═════ POTONGAN TEKS
Rafendi juga berharap Pemerintah mau lebih terbuka dan kooperatif menjawab kritikan atas kondisi penyiksaan. Kalau Pemerintah memberi tahu di mana kesulitannya, dalam rekomendasi nanti komite kan bisa membantu dengan melakukan kerja sama secara teknis. Ini juga untuk perbaikan sistem hukum Indonesia. Jadi jangan ada yang ditutup-tutupi deh, ujarnya.

 

Dihubungi terpisah, Kepala Divisi Hukum Mabes Polri Irjen Pol Aryanto Sutadi, salah seorang utusan Pemerintah ke Jenewa, mengatakan siap menjawab seluruh pertanyaan Komite dan tidak berusaha menutupi apapun. Kami akan menceritakan apa adanya, kalau memang A ya akan kami bilang A, tuturnya kepada hukumonline.

 

Sebaliknya, Aryanto juga meminta Komnas HAM dan LSM bersikap fair dalam memandang persoalan ini. Mereka juga harus fair dalam laporannya, jangan cuma membeberkan yang jelek-jeleknya saja, beberkan juga dong yang baik-baiknya. Terus terang, kami sangat dongkol dengan kelakuan mereka yang seolah-olah mencitrakan kepolisian sebagai institusi ‘barbar' yang suka menyiksa, padahal itu ulah oknum, tidak bisa digeneralisir, ujarnya dengan nada tinggi.

 

Lagipula, Aryanto menegaskan LSM dan Komnas HAM jangan asal bicara bahwa Pemerintah tidak serius. Pemerintah sudah melakukan berbagai upaya termasuk meningkatkan pemahaman tentang hak asasi di kalangan aparat penegak hukum. Bahkan kepolisian sudah menjadikannya sebagai kurikulum pendidikan kepolisian. Ada kok pelaku penyiksaan yang diadili dan dihukum, cuma tidak terekspos saja. Kalaupun pelakunya dinyatakan tidak bersalah oleh pengadilan, setidaknya mekanisme telah dijalankan. Jadi, jangan bilang tidak dilakukan tindakan apapun. Itu saja sudah merupakan upaya tindak lanjut, ujar Aryanto.
══════════
═════ DATA YANG DIBERIKAN
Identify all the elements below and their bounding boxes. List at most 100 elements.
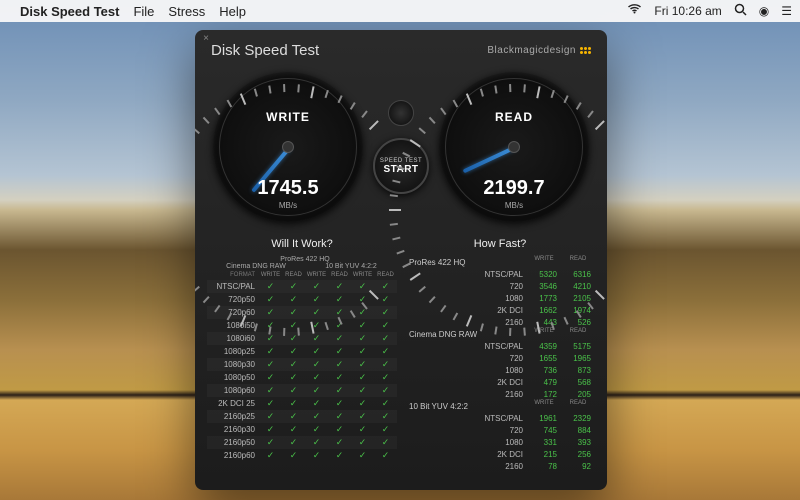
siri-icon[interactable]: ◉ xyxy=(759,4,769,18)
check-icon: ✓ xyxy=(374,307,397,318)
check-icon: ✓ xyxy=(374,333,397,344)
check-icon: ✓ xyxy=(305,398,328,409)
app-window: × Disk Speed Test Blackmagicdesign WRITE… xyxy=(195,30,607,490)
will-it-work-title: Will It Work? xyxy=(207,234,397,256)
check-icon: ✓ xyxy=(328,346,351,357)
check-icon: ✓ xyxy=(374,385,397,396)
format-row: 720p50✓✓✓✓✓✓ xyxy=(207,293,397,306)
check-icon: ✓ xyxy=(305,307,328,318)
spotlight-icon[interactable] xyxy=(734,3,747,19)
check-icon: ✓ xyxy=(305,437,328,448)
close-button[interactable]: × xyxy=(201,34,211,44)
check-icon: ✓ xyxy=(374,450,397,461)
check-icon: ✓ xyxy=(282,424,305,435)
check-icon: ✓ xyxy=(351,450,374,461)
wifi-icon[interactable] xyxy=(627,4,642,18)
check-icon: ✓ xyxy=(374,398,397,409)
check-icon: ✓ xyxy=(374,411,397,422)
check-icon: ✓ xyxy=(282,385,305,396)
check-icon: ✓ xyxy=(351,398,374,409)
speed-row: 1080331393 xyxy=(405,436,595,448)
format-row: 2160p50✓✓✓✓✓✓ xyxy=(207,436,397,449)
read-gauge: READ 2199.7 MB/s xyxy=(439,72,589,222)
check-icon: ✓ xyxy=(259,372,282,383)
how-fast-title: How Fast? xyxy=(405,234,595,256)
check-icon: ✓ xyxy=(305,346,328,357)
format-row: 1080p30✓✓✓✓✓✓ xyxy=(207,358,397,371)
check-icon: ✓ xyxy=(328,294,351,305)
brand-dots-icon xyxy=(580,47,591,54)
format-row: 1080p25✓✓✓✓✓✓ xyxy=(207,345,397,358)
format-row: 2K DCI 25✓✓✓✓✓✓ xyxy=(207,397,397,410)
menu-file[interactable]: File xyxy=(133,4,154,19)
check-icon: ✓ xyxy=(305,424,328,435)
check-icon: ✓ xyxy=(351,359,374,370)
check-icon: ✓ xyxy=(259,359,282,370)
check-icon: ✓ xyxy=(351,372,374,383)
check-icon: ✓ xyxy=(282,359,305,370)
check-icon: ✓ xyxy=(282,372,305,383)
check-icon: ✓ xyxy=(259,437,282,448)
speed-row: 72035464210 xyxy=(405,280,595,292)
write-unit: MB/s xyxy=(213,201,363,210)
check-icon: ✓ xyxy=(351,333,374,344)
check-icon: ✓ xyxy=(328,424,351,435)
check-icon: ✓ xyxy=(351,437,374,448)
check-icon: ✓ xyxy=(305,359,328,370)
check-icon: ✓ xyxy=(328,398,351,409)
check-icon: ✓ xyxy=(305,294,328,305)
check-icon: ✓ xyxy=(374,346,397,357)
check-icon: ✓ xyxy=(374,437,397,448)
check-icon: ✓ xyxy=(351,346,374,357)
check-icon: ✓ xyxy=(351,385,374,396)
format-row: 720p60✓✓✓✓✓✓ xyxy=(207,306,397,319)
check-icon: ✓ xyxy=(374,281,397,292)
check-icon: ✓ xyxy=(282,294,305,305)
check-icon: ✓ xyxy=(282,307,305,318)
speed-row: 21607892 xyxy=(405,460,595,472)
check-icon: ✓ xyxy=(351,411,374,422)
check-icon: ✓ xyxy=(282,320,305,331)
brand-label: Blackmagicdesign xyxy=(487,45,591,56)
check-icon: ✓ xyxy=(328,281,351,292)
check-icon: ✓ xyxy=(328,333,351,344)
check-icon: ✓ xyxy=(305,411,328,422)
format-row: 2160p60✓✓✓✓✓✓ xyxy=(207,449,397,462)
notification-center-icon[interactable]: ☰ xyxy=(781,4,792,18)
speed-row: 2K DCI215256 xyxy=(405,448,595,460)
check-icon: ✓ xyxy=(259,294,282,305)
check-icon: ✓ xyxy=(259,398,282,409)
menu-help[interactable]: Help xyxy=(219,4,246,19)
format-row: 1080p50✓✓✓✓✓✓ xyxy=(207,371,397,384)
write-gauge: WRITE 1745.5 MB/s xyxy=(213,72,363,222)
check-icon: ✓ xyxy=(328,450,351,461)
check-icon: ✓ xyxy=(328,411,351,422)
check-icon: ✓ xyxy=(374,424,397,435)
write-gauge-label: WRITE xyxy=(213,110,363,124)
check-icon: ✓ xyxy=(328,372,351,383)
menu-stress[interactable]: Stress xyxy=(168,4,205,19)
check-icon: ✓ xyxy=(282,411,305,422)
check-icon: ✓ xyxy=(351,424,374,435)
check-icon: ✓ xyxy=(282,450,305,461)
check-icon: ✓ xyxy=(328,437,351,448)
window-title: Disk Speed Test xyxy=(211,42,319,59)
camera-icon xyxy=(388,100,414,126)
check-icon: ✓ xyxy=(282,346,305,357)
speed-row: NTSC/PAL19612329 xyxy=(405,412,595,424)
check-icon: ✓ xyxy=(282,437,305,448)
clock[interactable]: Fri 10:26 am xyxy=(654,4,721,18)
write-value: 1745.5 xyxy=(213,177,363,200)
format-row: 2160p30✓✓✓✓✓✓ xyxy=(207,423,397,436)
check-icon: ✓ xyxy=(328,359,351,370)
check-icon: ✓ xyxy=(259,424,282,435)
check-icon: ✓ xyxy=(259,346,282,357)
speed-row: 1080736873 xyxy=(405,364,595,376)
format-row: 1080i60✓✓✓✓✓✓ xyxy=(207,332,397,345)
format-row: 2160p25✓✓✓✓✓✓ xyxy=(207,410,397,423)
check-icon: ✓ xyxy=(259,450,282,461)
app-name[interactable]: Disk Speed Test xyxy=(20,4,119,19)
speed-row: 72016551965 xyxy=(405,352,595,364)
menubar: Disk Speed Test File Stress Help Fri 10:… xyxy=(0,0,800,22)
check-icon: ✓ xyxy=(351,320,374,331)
══════════
DAFTAR TUGAS:
1. Tolong salin persis bagian potongan teks yang dimulai pada kata-kata "Lagipula, Aryanto menegaskan" dan berhenti setelah kata-kata "lanjut, ujar Aryanto.".
2. Ubah baris-baris dalam entri menjadi daftar JSON berisi string, satu string untuk setiap baris dan tanpa baris kosong. Mulailah dari baris yang memuat "siri-icon[interactable]: ◉ xyxy=(759,4,769,18)", berhentilah setelah baris yang memuat "format-row: 2160p50✓✓✓✓✓✓ xyxy=(207,436,397,449)", sertakan kedua baris itu, dan jangan sertakan baris lain.

JAWABAN TUGAS:
1.
Lagipula, Aryanto menegaskan LSM dan Komnas HAM jangan asal bicara bahwa Pemerintah tidak serius. Pemerintah sudah melakukan berbagai upaya termasuk meningkatkan pemahaman tentang hak asasi di kalangan aparat penegak hukum. Bahkan kepolisian sudah menjadikannya sebagai kurikulum pendidikan kepolisian. Ada kok pelaku penyiksaan yang diadili dan dihukum, cuma tidak terekspos saja. Kalaupun pelakunya dinyatakan tidak bersalah oleh pengadilan, setidaknya mekanisme telah dijalankan. Jadi, jangan bilang tidak dilakukan tindakan apapun. Itu saja sudah merupakan upaya tindak lanjut, ujar Aryanto.

2.
[
  "siri-icon[interactable]: ◉ xyxy=(759,4,769,18)",
  "check-icon: ✓ xyxy=(374,307,397,318)",
  "check-icon: ✓ xyxy=(374,333,397,344)",
  "check-icon: ✓ xyxy=(305,398,328,409)",
  "app-window: × Disk Speed Test Blackmagicdesign WRITE… xyxy=(195,30,607,490)",
  "will-it-work-title: Will It Work? xyxy=(207,234,397,256)",
  "check-icon: ✓ xyxy=(328,346,351,357)",
  "check-icon: ✓ xyxy=(374,385,397,396)",
  "format-row: 720p50✓✓✓✓✓✓ xyxy=(207,293,397,306)",
  "check-icon: ✓ xyxy=(305,307,328,318)",
  "spotlight-icon[interactable] xyxy=(734,3,747,19)",
  "check-icon: ✓ xyxy=(305,437,328,448)",
  "close-button[interactable]: × xyxy=(201,34,211,44)",
  "check-icon: ✓ xyxy=(374,450,397,461)",
  "check-icon: ✓ xyxy=(282,424,305,435)",
  "check-icon: ✓ xyxy=(351,450,374,461)",
  "wifi-icon[interactable] xyxy=(627,4,642,18)",
  "check-icon: ✓ xyxy=(374,398,397,409)",
  "check-icon: ✓ xyxy=(374,411,397,422)",
  "check-icon: ✓ xyxy=(282,385,305,396)",
  "check-icon: ✓ xyxy=(351,398,374,409)",
  "speed-row: 1080331393 xyxy=(405,436,595,448)",
  "format-row: 2160p50✓✓✓✓✓✓ xyxy=(207,436,397,449)"
]